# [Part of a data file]
- - - - -

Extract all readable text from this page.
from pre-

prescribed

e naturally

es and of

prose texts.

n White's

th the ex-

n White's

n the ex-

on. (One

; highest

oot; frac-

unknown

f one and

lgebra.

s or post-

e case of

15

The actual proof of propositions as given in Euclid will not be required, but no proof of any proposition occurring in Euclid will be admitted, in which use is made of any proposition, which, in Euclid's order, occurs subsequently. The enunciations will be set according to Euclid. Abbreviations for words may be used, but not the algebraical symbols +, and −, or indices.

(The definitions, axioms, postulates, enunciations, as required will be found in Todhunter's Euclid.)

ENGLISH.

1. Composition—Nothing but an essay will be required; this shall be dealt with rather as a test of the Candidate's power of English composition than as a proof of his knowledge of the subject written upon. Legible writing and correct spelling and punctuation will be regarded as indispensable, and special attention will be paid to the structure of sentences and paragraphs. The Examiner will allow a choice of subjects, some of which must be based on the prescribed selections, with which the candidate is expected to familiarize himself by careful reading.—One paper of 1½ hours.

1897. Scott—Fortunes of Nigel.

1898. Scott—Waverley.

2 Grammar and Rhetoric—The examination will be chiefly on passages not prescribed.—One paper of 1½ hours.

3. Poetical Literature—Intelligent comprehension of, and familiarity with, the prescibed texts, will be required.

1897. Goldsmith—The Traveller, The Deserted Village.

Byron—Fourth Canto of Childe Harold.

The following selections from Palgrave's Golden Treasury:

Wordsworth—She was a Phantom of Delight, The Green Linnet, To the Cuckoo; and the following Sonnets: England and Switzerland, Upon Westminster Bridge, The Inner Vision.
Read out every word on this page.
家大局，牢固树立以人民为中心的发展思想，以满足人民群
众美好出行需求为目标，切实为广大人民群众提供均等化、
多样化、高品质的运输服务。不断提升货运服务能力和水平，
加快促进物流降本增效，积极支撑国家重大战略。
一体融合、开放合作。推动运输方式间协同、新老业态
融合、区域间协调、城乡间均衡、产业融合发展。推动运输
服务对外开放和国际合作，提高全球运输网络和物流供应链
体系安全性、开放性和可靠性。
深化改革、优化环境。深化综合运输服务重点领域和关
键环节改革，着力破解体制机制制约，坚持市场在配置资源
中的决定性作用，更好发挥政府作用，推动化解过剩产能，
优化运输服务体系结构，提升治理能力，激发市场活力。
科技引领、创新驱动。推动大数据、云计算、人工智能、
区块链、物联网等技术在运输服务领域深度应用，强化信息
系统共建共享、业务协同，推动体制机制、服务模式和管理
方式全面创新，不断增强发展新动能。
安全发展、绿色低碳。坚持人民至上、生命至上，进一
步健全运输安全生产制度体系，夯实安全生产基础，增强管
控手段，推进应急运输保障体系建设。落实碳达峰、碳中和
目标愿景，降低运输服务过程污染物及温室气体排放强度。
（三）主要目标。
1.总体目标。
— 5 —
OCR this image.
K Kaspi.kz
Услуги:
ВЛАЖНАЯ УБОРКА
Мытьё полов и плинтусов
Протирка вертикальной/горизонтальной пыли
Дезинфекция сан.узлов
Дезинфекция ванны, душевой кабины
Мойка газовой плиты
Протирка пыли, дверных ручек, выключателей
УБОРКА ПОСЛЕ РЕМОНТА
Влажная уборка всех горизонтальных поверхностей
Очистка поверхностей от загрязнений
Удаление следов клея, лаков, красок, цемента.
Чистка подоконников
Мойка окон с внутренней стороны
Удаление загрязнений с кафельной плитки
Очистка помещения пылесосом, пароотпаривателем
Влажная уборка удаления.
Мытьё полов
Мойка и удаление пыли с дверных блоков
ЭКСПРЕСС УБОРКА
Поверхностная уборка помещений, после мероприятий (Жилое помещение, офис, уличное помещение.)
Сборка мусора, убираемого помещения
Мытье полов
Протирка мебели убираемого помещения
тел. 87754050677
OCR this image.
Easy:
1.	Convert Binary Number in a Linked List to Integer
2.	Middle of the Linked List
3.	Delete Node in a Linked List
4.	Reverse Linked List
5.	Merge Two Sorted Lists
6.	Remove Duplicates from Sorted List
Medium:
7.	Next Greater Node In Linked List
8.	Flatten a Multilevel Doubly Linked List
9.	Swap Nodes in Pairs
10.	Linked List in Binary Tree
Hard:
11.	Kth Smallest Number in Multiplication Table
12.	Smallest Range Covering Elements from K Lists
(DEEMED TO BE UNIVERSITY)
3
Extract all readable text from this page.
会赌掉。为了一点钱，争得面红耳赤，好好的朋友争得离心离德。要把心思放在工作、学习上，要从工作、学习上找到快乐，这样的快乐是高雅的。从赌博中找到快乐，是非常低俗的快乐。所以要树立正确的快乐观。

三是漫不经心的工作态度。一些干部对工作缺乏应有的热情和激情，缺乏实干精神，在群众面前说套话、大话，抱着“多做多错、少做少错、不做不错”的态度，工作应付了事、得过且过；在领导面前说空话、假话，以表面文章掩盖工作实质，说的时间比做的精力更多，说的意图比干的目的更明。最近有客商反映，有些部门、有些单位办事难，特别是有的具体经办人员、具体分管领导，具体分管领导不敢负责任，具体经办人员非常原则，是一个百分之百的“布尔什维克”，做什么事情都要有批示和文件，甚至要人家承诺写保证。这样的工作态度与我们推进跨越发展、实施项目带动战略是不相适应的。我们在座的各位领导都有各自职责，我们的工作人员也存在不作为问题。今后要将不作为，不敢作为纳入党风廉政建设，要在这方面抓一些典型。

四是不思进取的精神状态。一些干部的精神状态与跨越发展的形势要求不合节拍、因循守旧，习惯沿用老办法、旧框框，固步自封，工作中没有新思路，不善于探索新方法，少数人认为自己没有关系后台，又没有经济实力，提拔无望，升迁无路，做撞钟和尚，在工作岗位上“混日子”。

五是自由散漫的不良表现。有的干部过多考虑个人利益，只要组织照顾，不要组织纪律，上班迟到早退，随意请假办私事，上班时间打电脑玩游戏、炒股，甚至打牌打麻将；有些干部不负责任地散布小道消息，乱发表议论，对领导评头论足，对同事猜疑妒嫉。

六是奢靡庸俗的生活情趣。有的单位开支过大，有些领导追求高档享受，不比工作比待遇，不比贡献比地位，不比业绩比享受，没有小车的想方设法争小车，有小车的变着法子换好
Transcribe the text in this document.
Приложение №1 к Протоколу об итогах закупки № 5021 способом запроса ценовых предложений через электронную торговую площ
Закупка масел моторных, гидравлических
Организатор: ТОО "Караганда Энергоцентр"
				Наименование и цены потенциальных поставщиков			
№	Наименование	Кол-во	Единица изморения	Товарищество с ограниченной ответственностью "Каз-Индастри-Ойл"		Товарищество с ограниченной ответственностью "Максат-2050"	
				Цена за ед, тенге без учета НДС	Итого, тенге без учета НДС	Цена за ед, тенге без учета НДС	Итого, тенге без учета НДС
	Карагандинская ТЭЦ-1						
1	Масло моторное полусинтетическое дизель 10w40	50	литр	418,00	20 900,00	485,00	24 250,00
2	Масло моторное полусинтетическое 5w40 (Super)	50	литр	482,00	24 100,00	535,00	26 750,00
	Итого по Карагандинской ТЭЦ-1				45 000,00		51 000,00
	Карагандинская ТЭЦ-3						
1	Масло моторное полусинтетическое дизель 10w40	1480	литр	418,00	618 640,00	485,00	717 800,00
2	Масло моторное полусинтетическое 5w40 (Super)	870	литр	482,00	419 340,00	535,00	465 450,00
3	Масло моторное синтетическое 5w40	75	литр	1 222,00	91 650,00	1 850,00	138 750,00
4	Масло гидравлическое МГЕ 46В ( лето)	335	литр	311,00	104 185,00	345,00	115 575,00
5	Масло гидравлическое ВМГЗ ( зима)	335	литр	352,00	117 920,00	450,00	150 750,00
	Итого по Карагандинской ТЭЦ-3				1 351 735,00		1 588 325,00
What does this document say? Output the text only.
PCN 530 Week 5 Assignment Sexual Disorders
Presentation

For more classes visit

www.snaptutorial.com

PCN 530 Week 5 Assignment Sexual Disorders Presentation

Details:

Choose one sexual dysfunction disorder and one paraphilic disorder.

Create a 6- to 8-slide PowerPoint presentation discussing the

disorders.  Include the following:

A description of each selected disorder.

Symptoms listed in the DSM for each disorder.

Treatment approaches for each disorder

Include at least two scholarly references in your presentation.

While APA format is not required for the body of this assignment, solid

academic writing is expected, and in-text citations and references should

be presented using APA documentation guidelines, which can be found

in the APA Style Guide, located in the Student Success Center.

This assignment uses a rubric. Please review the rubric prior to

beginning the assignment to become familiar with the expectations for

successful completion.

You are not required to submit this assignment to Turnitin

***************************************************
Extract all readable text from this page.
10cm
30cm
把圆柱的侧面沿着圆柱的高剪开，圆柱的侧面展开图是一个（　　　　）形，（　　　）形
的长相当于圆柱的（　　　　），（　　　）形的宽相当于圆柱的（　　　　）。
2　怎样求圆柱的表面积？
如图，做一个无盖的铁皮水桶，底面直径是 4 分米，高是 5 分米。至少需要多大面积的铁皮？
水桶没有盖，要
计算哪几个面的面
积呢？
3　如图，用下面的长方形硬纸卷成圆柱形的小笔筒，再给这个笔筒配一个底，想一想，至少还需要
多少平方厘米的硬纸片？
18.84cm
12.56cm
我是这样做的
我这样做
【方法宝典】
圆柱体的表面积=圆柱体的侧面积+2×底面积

- - - - -

# [EXERCISE TASK]
Looking at the records above, tally the lines holding "дверных" and reply with that number only.

# [FINAL RESULT]
2